* **Instructions for the task**
Transcribe only what runs from the line containing "Convert this document image to plain text." through the final line below, exactly, and leave every picture out.

* **Dataset excerpts**

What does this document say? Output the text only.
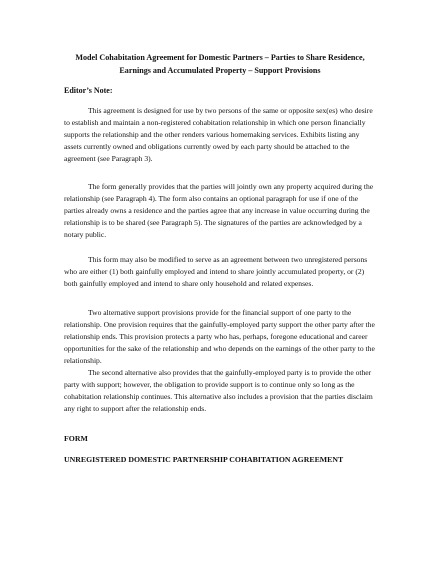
Model Cohabitation Agreement for Domestic Partners – Parties to Share Residence, Earnings and Accumulated Property – Support Provisions
Editor’s Note:
This agreement is designed for use by two persons of the same or opposite sex(es) who desire to establish and maintain a non-registered cohabitation relationship in which one person financially supports the relationship and the other renders various homemaking services. Exhibits listing any assets currently owned and obligations currently owed by each party should be attached to the agreement (see Paragraph 3).
The form generally provides that the parties will jointly own any property acquired during the relationship (see Paragraph 4). The form also contains an optional paragraph for use if one of the parties already owns a residence and the parties agree that any increase in value occurring during the relationship is to be shared (see Paragraph 5). The signatures of the parties are acknowledged by a notary public.
This form may also be modified to serve as an agreement between two unregistered persons who are either (1) both gainfully employed and intend to share jointly accumulated property, or (2) both gainfully employed and intend to share only household and related expenses.
Two alternative support provisions provide for the financial support of one party to the relationship. One provision requires that the gainfully-employed party support the other party after the relationship ends. This provision protects a party who has, perhaps, foregone educational and career opportunities for the sake of the relationship and who depends on the earnings of the other party to the relationship.
The second alternative also provides that the gainfully-employed party is to provide the other party with support; however, the obligation to provide support is to continue only so long as the cohabitation relationship continues. This alternative also includes a provision that the parties disclaim any right to support after the relationship ends.
FORM
UNREGISTERED DOMESTIC PARTNERSHIP COHABITATION AGREEMENT
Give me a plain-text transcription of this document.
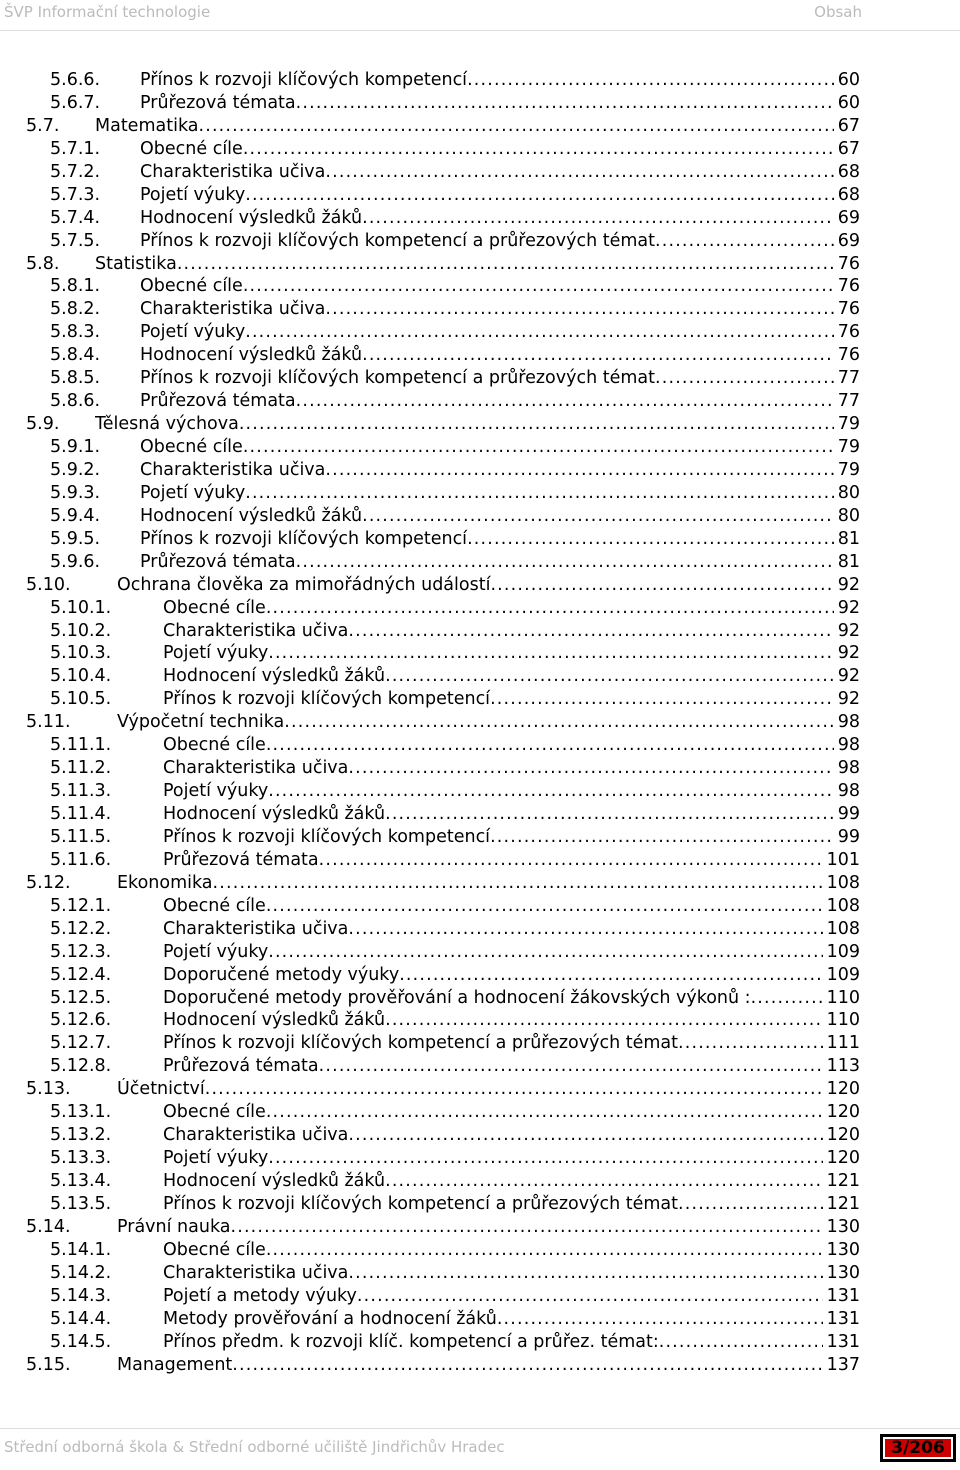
ŠVP Informační technologie	Obsah
5.6.6. Přínos k rozvoji klíčových kompetencí . . .	60
5.6.7. Průřezová témata . . .	60
5.7. Matematika . . .	67
5.7.1. Obecné cíle . . .	67
5.7.2. Charakteristika učiva . . .	68
5.7.3. Pojetí výuky . . .	68
5.7.4. Hodnocení výsledků žáků . . .	69
5.7.5. Přínos k rozvoji klíčových kompetencí a průřezových témat . . .	69
5.8. Statistika . . .	76
5.8.1. Obecné cíle . . .	76
5.8.2. Charakteristika učiva . . .	76
5.8.3. Pojetí výuky . . .	76
5.8.4. Hodnocení výsledků žáků . . .	76
5.8.5. Přínos k rozvoji klíčových kompetencí a průřezových témat . . .	77
5.8.6. Průřezová témata . . .	77
5.9. Tělesná výchova . . .	79
5.9.1. Obecné cíle . . .	79
5.9.2. Charakteristika učiva . . .	79
5.9.3. Pojetí výuky . . .	80
5.9.4. Hodnocení výsledků žáků . . .	80
5.9.5. Přínos k rozvoji klíčových kompetencí . . .	81
5.9.6. Průřezová témata . . .	81
5.10.	Ochrana člověka za mimořádných událostí . . .	92
5.10.1.	Obecné cíle . . .	92
5.10.2.	Charakteristika učiva . . .	92
5.10.3.	Pojetí výuky . . .	92
5.10.4.	Hodnocení výsledků žáků . . .	92
5.10.5.	Přínos k rozvoji klíčových kompetencí . . .	92
5.11.	Výpočetní technika . . .	98
5.11.1.	Obecné cíle . . .	98
5.11.2.	Charakteristika učiva . . .	98
5.11.3.	Pojetí výuky . . .	98
5.11.4.	Hodnocení výsledků žáků . . .	99
5.11.5.	Přínos k rozvoji klíčových kompetencí . . .	99
5.11.6.	Průřezová témata . . .	101
5.12.	Ekonomika . . .	108
5.12.1.	Obecné cíle . . .	108
5.12.2.	Charakteristika učiva . . .	108
5.12.3.	Pojetí výuky . . .	109
5.12.4.	Doporučené metody výuky . . .	109
5.12.5.	Doporučené metody prověřování a hodnocení žákovských výkonů : . . .	110
5.12.6.	Hodnocení výsledků žáků . . .	110
5.12.7.	Přínos k rozvoji klíčových kompetencí a průřezových témat . . .	111
5.12.8.	Průřezová témata . . .	113
5.13.	Účetnictví . . .	120
5.13.1.	Obecné cíle . . .	120
5.13.2.	Charakteristika učiva . . .	120
5.13.3.	Pojetí výuky . . .	120
5.13.4.	Hodnocení výsledků žáků . . .	121
5.13.5.	Přínos k rozvoji klíčových kompetencí a průřezových témat . . .	121
5.14.	Právní nauka . . .	130
5.14.1.	Obecné cíle . . .	130
5.14.2.	Charakteristika učiva . . .	130
5.14.3.	Pojetí a metody výuky . . .	131
5.14.4.	Metody prověřování a hodnocení žáků . . .	131
5.14.5.	Přínos předm. k rozvoji klíč. kompetencí a průřez. témat: . . .	131
5.15.	Management . . .	137
Střední odborná škola & Střední odborné učiliště Jindřichův Hradec	3/206
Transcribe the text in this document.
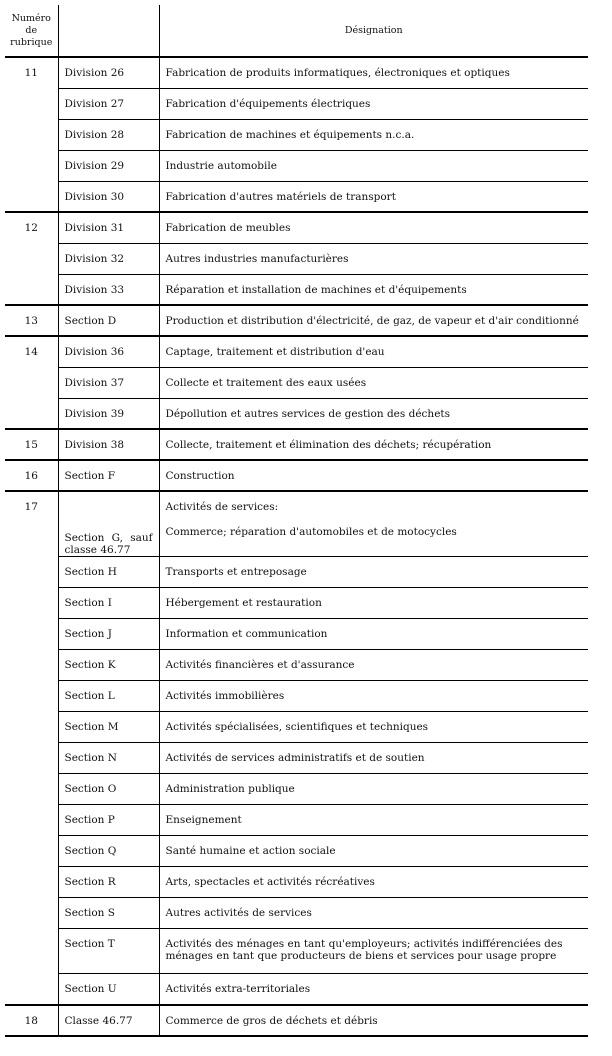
Numéro
de
rubrique		Désignation
11	Division 26	Fabrication de produits informatiques, électroniques et optiques
	Division 27	Fabrication d'équipements électriques
	Division 28	Fabrication de machines et équipements n.c.a.
	Division 29	Industrie automobile
	Division 30	Fabrication d'autres matériels de transport
12	Division 31	Fabrication de meubles
	Division 32	Autres industries manufacturières
	Division 33	Réparation et installation de machines et d'équipements
13	Section D	Production et distribution d'électricité, de gaz, de vapeur et d'air conditionné
14	Division 36	Captage, traitement et distribution d'eau
	Division 37	Collecte et traitement des eaux usées
	Division 39	Dépollution et autres services de gestion des déchets
15	Division 38	Collecte, traitement et élimination des déchets; récupération
16	Section F	Construction
17	Section G, sauf classe 46.77	Activités de services:
Commerce; réparation d'automobiles et de motocycles

	Section H	Transports et entreposage
	Section I	Hébergement et restauration
	Section J	Information et communication
	Section K	Activités financières et d'assurance
	Section L	Activités immobilières
	Section M	Activités spécialisées, scientifiques et techniques
	Section N	Activités de services administratifs et de soutien
	Section O	Administration publique
	Section P	Enseignement
	Section Q	Santé humaine et action sociale
	Section R	Arts, spectacles et activités récréatives
	Section S	Autres activités de services
	Section T	Activités des ménages en tant qu'employeurs; activités indifférenciées des ménages en tant que producteurs de biens et services pour usage propre
	Section U	Activités extra-territoriales
18	Classe 46.77	Commerce de gros de déchets et débris
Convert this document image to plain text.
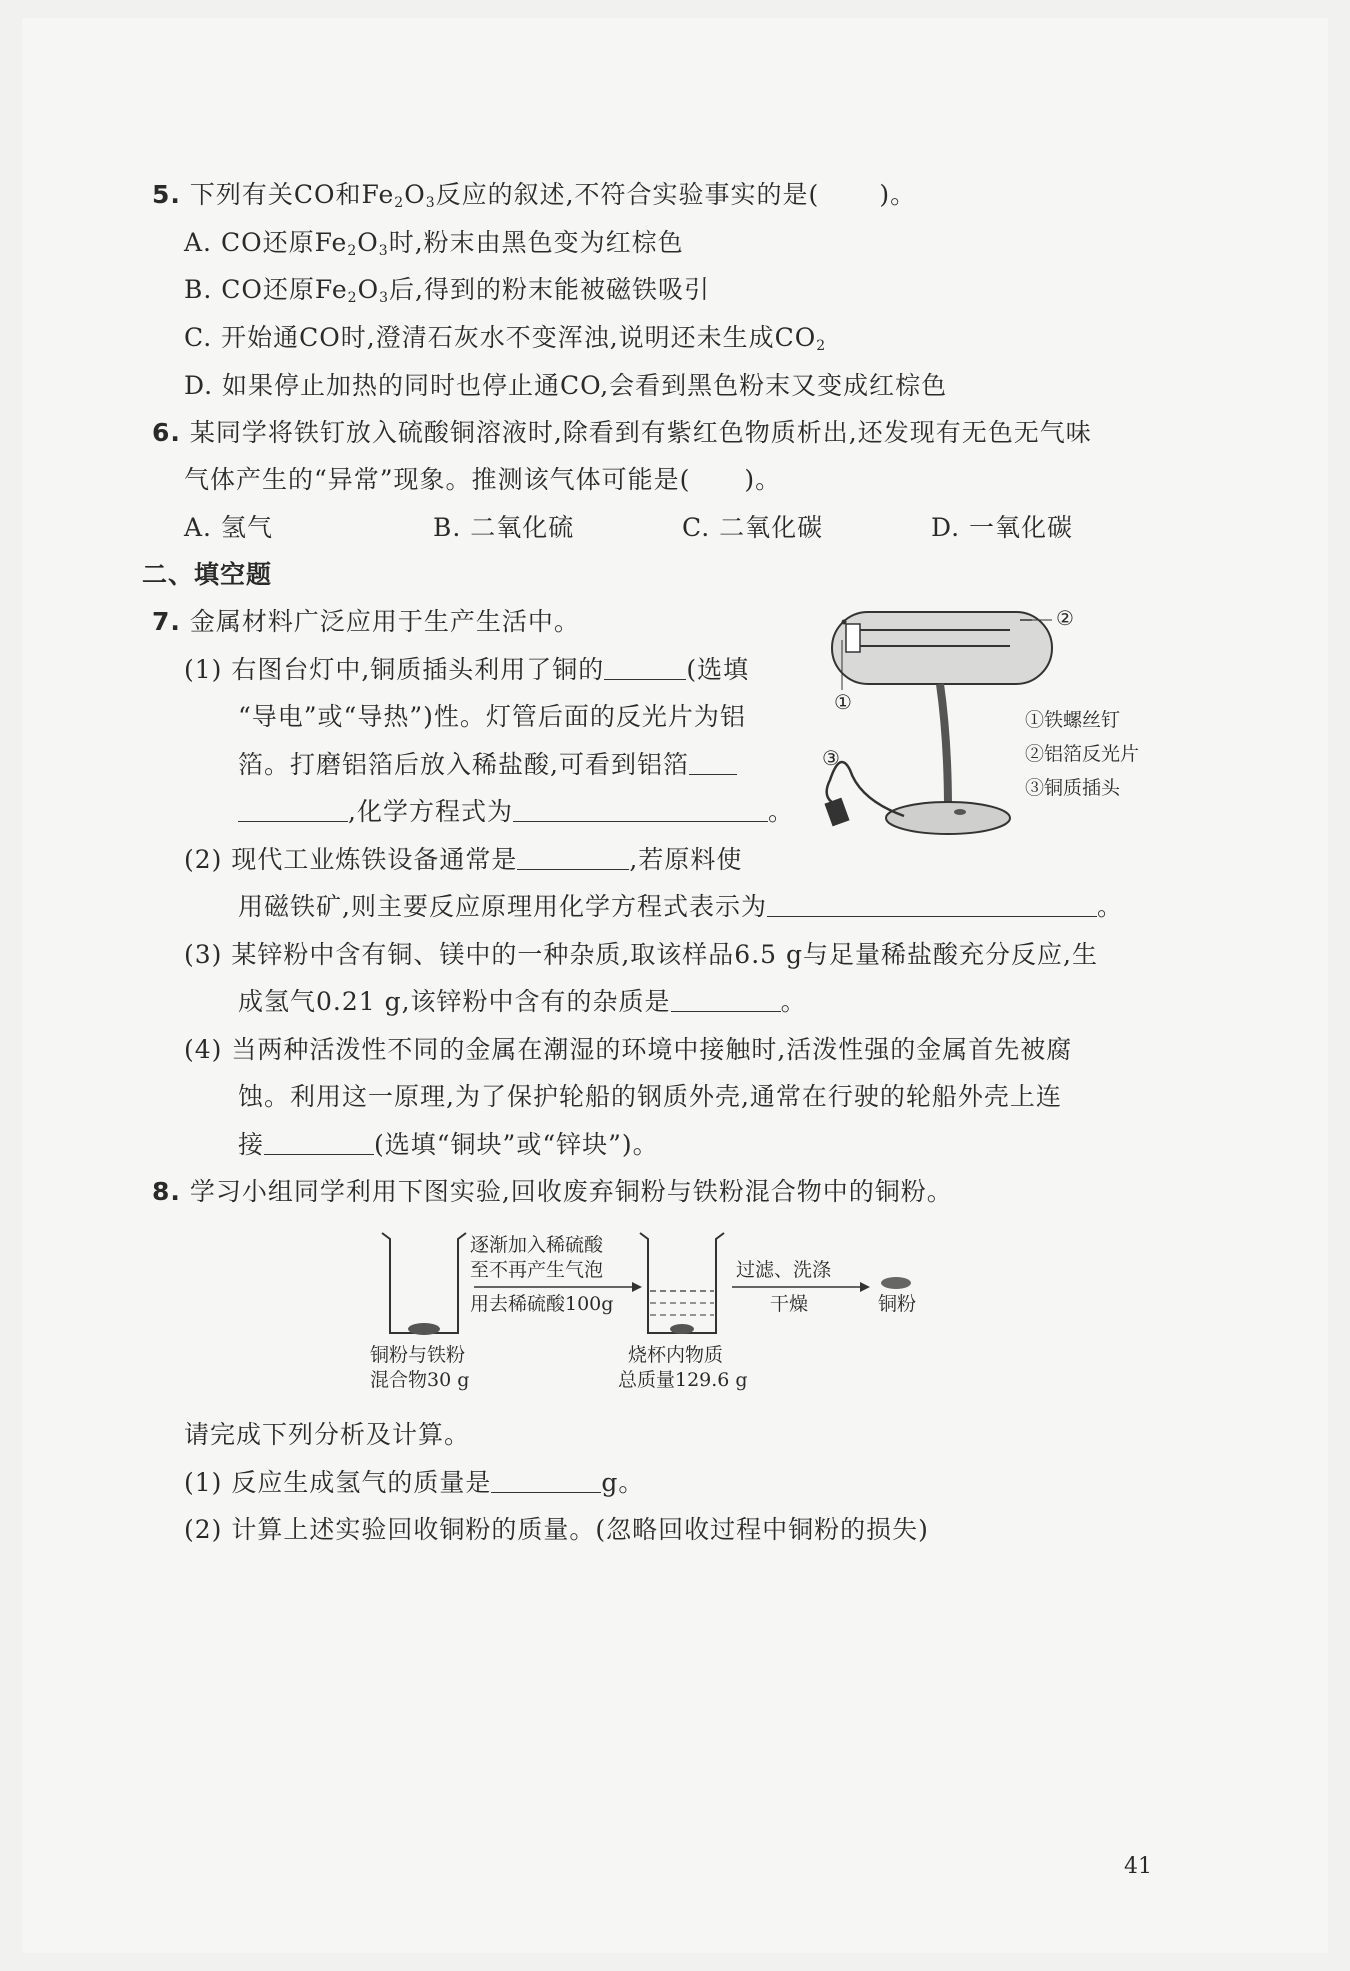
5. 下列有关CO和$Fe_2O_3$反应的叙述,不符合实验事实的是( )。
A. CO还原$Fe_2O_3$时,粉末由黑色变为红棕色
B. CO还原$Fe_2O_3$后,得到的粉末能被磁铁吸引
C. 开始通CO时,澄清石灰水不变浑浊,说明还未生成$CO_2$
D. 如果停止加热的同时也停止通CO,会看到黑色粉末又变成红棕色
6. 某同学将铁钉放入硫酸铜溶液时,除看到有紫红色物质析出,还发现有无色无气味
气体产生的“异常”现象。推测该气体可能是( )。
A. 氢气	B. 二氧化硫	C. 二氧化碳	D. 一氧化碳
二、填空题
7. 金属材料广泛应用于生产生活中。
(1) 右图台灯中,铜质插头利用了铜的	(选填
“导电”或“导热”)性。灯管后面的反光片为铝
箔。打磨铝箔后放入稀盐酸,可看到铝箔
,化学方程式为	。
(2) 现代工业炼铁设备通常是	,若原料使
用磁铁矿,则主要反应原理用化学方程式表示为	。
(3) 某锌粉中含有铜、镁中的一种杂质,取该样品6.5 g与足量稀盐酸充分反应,生
成氢气0.21 g,该锌粉中含有的杂质是	。
(4) 当两种活泼性不同的金属在潮湿的环境中接触时,活泼性强的金属首先被腐
蚀。利用这一原理,为了保护轮船的钢质外壳,通常在行驶的轮船外壳上连
接	(选填“铜块”或“锌块”)。
①
②
③
①铁螺丝钉
②铝箔反光片
③铜质插头
8. 学习小组同学利用下图实验,回收废弃铜粉与铁粉混合物中的铜粉。
逐渐加入稀硫酸
至不再产生气泡
用去稀硫酸100g
过滤、洗涤
干燥	铜粉
铜粉与铁粉
混合物30 g
烧杯内物质
总质量129.6 g
请完成下列分析及计算。
(1) 反应生成氢气的质量是	g。
(2) 计算上述实验回收铜粉的质量。(忽略回收过程中铜粉的损失)
41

* **The response**
Convert this document image to plain text.
5. 下列有关CO和$Fe_2O_3$反应的叙述,不符合实验事实的是( )。
A. CO还原$Fe_2O_3$时,粉末由黑色变为红棕色
B. CO还原$Fe_2O_3$后,得到的粉末能被磁铁吸引
C. 开始通CO时,澄清石灰水不变浑浊,说明还未生成$CO_2$
D. 如果停止加热的同时也停止通CO,会看到黑色粉末又变成红棕色
6. 某同学将铁钉放入硫酸铜溶液时,除看到有紫红色物质析出,还发现有无色无气味
气体产生的“异常”现象。推测该气体可能是( )。
A. 氢气	B. 二氧化硫	C. 二氧化碳	D. 一氧化碳
二、填空题
7. 金属材料广泛应用于生产生活中。
(1) 右图台灯中,铜质插头利用了铜的	(选填
“导电”或“导热”)性。灯管后面的反光片为铝
箔。打磨铝箔后放入稀盐酸,可看到铝箔
,化学方程式为	。
(2) 现代工业炼铁设备通常是	,若原料使
用磁铁矿,则主要反应原理用化学方程式表示为	。
(3) 某锌粉中含有铜、镁中的一种杂质,取该样品6.5 g与足量稀盐酸充分反应,生
成氢气0.21 g,该锌粉中含有的杂质是	。
(4) 当两种活泼性不同的金属在潮湿的环境中接触时,活泼性强的金属首先被腐
蚀。利用这一原理,为了保护轮船的钢质外壳,通常在行驶的轮船外壳上连
接	(选填“铜块”或“锌块”)。
①
②
③
①铁螺丝钉
②铝箔反光片
③铜质插头
8. 学习小组同学利用下图实验,回收废弃铜粉与铁粉混合物中的铜粉。
逐渐加入稀硫酸
至不再产生气泡
用去稀硫酸100g
过滤、洗涤
干燥	铜粉
铜粉与铁粉
混合物30 g
烧杯内物质
总质量129.6 g
请完成下列分析及计算。
(1) 反应生成氢气的质量是	g。
(2) 计算上述实验回收铜粉的质量。(忽略回收过程中铜粉的损失)
41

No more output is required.